What needs to be done — Copy each line of the listing below where the word "companies" turns up.

Data listing —
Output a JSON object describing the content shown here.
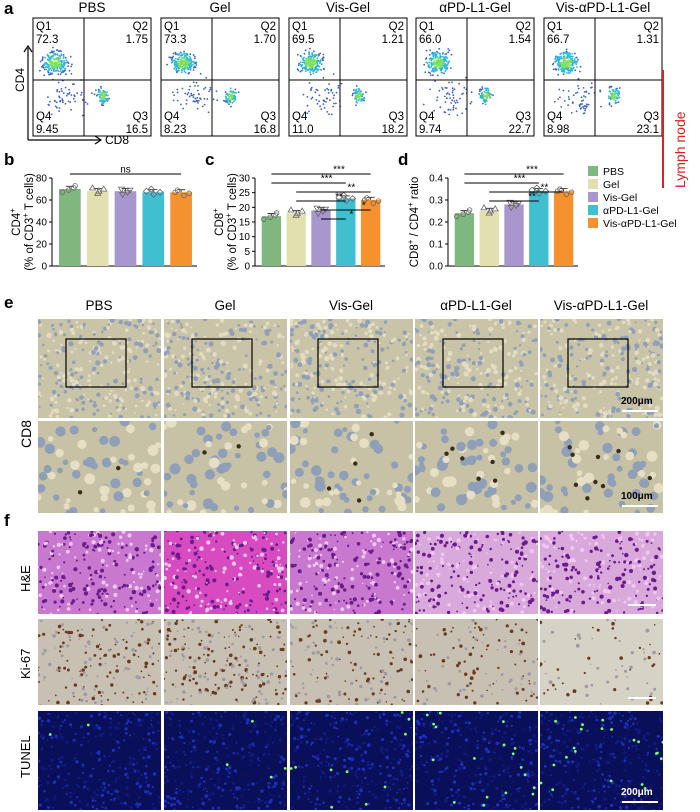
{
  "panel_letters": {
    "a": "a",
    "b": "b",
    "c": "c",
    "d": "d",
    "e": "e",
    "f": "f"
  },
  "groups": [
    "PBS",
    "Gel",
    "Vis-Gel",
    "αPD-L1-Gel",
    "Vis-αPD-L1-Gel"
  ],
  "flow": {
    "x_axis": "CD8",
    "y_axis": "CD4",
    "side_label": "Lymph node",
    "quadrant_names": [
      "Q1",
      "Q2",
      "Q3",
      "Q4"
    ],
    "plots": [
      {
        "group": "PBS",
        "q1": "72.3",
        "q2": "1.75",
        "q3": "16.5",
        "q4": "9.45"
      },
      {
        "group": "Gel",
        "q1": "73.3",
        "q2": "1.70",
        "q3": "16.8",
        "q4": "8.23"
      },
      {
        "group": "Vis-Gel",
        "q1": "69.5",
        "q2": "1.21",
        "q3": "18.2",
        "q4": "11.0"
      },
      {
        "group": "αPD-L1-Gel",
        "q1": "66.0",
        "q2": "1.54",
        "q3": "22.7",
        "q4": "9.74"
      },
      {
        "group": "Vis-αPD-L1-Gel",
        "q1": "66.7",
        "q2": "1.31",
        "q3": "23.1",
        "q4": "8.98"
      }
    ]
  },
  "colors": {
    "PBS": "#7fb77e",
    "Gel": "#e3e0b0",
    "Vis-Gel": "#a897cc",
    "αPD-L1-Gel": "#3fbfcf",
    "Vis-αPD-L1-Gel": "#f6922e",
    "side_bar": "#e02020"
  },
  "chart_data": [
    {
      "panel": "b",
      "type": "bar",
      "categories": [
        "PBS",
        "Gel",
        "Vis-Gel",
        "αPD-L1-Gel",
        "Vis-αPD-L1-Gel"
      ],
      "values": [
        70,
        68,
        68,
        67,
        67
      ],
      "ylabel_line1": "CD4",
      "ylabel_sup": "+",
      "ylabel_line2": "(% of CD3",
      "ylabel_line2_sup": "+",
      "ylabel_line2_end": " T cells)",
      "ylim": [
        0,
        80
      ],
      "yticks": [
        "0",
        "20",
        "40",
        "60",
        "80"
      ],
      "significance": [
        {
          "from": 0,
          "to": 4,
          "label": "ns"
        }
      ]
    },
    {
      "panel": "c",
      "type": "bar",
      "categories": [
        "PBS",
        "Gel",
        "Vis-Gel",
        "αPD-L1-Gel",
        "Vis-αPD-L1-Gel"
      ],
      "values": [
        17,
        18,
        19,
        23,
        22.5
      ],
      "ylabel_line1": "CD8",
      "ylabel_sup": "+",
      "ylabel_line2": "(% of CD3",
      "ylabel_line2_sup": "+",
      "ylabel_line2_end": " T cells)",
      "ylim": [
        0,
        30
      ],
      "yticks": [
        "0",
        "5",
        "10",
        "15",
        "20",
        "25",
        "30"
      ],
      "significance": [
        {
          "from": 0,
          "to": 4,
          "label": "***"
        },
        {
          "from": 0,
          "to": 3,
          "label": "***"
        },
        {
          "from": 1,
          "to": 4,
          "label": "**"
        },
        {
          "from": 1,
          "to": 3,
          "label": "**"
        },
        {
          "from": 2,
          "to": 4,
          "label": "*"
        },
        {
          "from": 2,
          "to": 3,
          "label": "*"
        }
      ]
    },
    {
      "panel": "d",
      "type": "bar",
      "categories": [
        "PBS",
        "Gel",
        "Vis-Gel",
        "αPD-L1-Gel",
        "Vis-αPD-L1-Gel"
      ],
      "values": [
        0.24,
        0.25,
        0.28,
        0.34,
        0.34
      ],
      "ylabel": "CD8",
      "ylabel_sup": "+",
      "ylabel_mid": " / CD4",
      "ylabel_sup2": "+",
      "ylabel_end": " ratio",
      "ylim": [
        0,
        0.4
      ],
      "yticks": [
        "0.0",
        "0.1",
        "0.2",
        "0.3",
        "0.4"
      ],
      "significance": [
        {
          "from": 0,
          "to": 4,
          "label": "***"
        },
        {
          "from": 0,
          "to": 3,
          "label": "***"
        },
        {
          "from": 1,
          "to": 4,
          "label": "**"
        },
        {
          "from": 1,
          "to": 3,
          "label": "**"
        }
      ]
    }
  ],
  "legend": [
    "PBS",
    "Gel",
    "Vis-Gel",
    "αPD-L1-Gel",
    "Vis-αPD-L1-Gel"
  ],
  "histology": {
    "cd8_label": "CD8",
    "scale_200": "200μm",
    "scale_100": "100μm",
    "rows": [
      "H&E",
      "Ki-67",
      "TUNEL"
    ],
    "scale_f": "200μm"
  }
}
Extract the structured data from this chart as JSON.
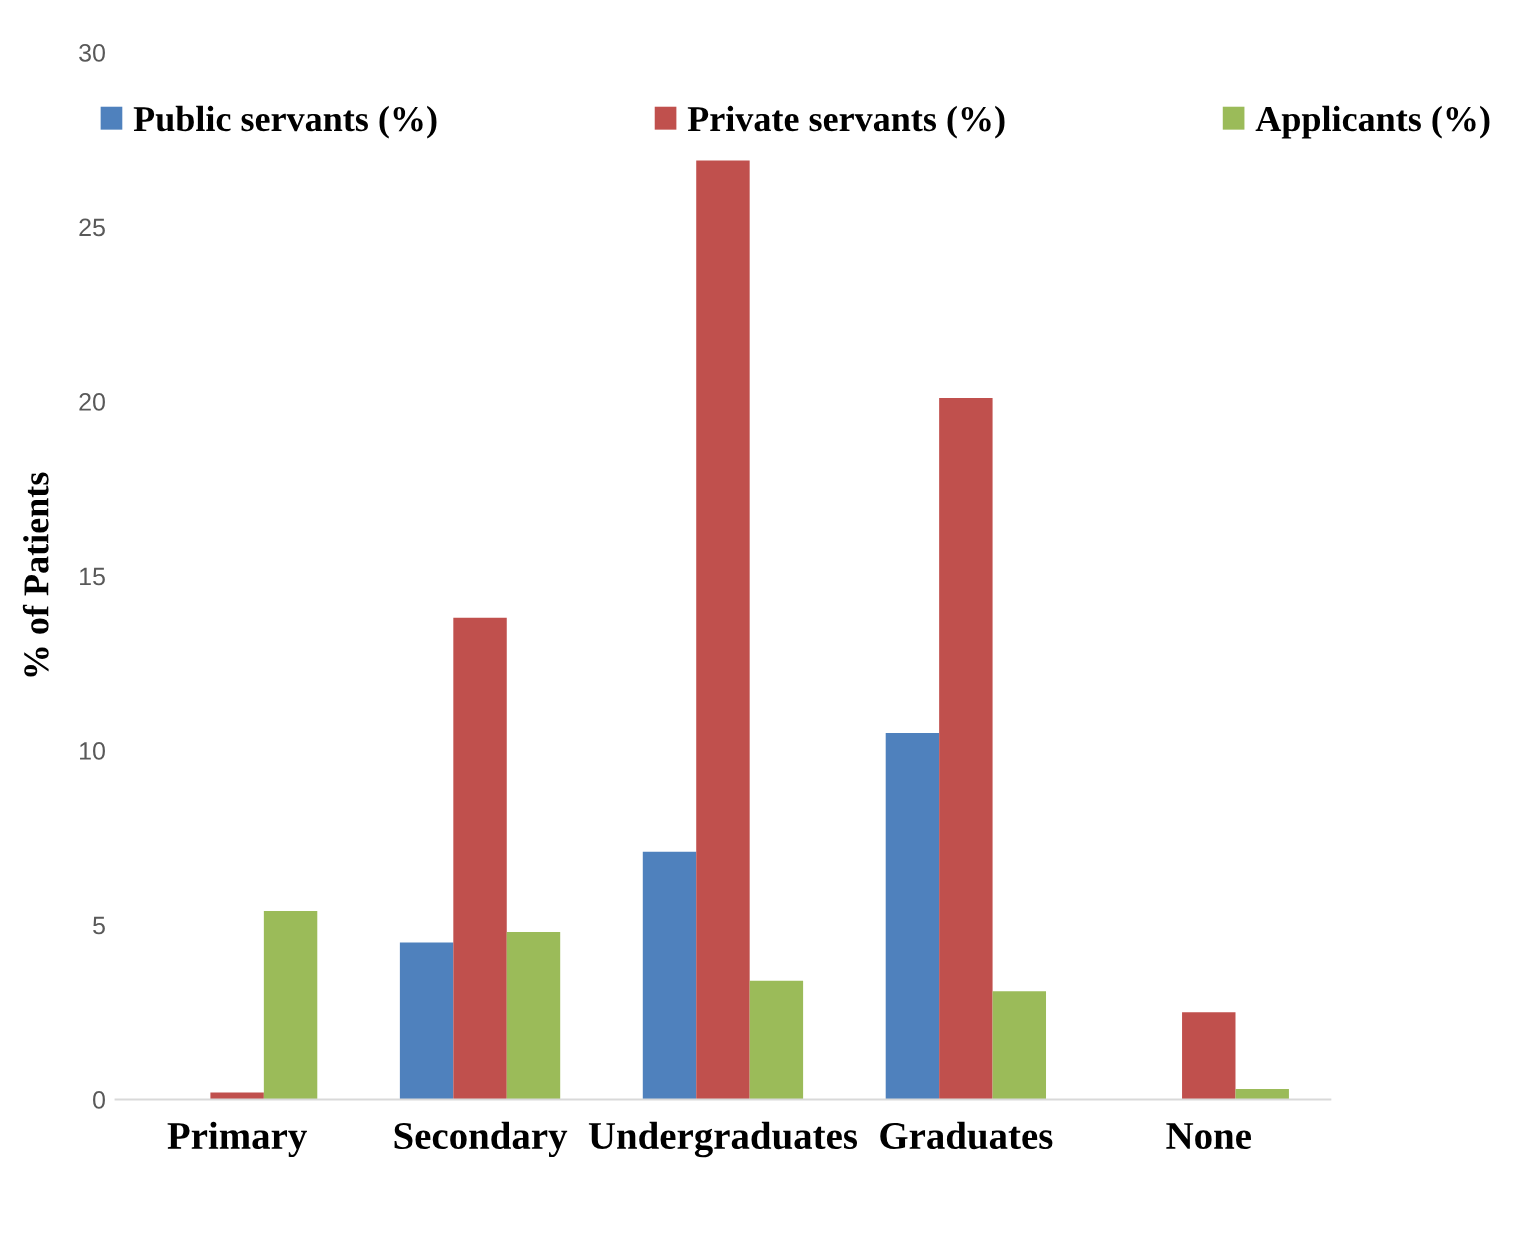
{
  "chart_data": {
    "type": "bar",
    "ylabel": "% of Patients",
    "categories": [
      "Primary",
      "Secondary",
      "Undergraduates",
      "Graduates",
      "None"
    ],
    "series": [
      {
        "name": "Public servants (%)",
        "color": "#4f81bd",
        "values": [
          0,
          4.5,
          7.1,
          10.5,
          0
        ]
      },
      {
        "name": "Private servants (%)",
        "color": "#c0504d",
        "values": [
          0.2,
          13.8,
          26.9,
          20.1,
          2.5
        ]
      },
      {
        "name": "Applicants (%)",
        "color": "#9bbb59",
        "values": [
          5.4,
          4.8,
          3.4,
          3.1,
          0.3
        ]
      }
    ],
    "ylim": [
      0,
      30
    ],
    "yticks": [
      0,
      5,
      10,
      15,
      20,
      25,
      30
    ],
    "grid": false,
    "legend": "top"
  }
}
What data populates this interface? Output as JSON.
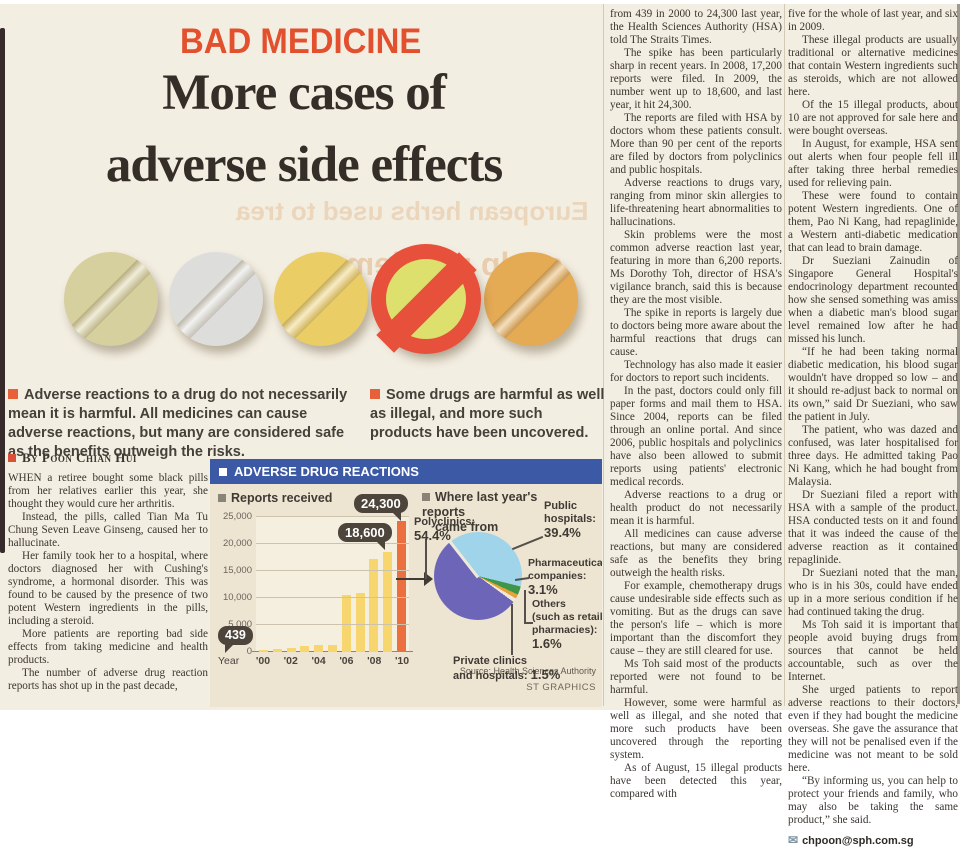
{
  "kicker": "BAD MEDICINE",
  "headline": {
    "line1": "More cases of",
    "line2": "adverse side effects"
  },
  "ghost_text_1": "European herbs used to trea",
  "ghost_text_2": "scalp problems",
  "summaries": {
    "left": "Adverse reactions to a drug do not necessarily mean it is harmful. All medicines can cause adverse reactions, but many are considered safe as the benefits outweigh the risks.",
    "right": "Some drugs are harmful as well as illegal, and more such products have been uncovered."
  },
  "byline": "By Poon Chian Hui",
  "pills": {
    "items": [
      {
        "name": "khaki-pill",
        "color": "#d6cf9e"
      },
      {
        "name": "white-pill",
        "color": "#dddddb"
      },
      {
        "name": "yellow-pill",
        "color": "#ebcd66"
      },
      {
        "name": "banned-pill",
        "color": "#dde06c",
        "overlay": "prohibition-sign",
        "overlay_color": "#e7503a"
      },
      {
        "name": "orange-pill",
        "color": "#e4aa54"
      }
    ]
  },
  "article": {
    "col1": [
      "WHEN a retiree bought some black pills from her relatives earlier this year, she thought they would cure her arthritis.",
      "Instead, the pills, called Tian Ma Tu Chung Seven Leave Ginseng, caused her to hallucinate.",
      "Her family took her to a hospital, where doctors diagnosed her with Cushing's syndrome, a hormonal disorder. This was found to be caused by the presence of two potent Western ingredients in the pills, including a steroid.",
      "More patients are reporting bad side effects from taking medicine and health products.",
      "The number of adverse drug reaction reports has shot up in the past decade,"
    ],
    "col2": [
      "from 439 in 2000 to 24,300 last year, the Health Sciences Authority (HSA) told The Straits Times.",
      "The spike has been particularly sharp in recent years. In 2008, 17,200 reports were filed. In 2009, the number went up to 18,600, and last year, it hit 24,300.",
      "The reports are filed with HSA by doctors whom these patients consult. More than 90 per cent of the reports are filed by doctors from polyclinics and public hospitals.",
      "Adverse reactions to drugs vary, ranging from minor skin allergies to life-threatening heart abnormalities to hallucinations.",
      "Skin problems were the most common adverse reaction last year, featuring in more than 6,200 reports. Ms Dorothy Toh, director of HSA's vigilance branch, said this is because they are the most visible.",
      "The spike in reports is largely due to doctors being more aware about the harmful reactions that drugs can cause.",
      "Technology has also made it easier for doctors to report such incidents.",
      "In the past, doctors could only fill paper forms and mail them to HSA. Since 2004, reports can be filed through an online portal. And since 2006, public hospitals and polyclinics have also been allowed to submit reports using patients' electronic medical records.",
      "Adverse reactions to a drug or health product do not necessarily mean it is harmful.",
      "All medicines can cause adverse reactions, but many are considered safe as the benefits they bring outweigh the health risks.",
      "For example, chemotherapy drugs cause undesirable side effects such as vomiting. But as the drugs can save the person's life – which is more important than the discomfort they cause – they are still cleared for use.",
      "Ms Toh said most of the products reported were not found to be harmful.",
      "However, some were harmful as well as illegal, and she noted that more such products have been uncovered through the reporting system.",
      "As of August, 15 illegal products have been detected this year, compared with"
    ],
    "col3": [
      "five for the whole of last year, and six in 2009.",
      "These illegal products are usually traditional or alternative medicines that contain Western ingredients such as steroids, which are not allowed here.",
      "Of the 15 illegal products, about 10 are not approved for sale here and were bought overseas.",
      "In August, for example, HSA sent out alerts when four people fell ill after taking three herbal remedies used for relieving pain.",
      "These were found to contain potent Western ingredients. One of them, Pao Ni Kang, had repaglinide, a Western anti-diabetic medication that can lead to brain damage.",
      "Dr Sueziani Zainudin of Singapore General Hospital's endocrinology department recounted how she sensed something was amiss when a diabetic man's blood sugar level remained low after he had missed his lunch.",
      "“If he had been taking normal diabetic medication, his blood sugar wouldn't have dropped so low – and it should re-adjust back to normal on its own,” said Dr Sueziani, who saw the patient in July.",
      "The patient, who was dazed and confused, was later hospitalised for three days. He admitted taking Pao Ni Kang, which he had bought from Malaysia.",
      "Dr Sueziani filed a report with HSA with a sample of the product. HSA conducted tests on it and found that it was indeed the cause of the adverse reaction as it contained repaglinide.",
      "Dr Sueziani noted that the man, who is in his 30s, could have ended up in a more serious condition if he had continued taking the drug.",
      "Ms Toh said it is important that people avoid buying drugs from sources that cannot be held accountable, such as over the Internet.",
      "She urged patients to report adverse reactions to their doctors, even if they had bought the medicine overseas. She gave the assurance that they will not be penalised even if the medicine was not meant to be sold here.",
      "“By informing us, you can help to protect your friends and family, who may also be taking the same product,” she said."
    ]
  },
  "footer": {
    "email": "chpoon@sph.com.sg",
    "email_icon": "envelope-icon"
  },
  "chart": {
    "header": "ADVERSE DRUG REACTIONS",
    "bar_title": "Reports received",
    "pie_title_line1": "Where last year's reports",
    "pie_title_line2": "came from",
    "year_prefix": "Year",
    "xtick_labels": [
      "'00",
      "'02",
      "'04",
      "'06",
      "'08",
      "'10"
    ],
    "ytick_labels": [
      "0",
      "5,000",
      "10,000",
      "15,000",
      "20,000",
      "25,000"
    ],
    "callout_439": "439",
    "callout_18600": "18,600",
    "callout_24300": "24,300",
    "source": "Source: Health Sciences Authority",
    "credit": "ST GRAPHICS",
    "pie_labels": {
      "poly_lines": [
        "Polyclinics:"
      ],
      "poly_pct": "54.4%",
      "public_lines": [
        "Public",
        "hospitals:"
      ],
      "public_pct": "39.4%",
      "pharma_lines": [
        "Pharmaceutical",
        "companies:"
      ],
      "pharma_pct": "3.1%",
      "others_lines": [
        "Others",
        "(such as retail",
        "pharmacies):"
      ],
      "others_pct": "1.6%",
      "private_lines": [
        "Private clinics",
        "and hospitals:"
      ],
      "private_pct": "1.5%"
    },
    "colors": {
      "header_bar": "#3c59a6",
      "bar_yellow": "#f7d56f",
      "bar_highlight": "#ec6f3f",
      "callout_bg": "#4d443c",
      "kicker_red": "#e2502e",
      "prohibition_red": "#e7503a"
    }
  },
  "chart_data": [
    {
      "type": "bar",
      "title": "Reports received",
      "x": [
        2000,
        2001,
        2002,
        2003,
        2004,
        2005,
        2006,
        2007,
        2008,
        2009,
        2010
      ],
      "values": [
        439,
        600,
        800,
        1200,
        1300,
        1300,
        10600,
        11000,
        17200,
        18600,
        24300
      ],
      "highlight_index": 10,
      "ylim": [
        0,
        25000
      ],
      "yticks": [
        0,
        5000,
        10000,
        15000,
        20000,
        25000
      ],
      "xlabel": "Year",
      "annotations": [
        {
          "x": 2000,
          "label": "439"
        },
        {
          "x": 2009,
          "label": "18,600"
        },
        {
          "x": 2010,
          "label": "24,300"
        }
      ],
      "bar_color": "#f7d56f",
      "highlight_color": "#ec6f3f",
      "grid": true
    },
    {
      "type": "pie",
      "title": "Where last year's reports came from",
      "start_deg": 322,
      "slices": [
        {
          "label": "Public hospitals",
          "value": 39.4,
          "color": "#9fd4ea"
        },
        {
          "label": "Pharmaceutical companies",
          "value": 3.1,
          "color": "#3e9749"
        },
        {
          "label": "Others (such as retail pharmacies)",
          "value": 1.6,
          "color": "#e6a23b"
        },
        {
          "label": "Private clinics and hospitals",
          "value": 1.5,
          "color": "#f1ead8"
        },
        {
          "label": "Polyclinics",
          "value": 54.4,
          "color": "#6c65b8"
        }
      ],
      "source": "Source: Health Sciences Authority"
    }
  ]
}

Response to the task —
        "companies:"
          "label": "Pharmaceutical companies",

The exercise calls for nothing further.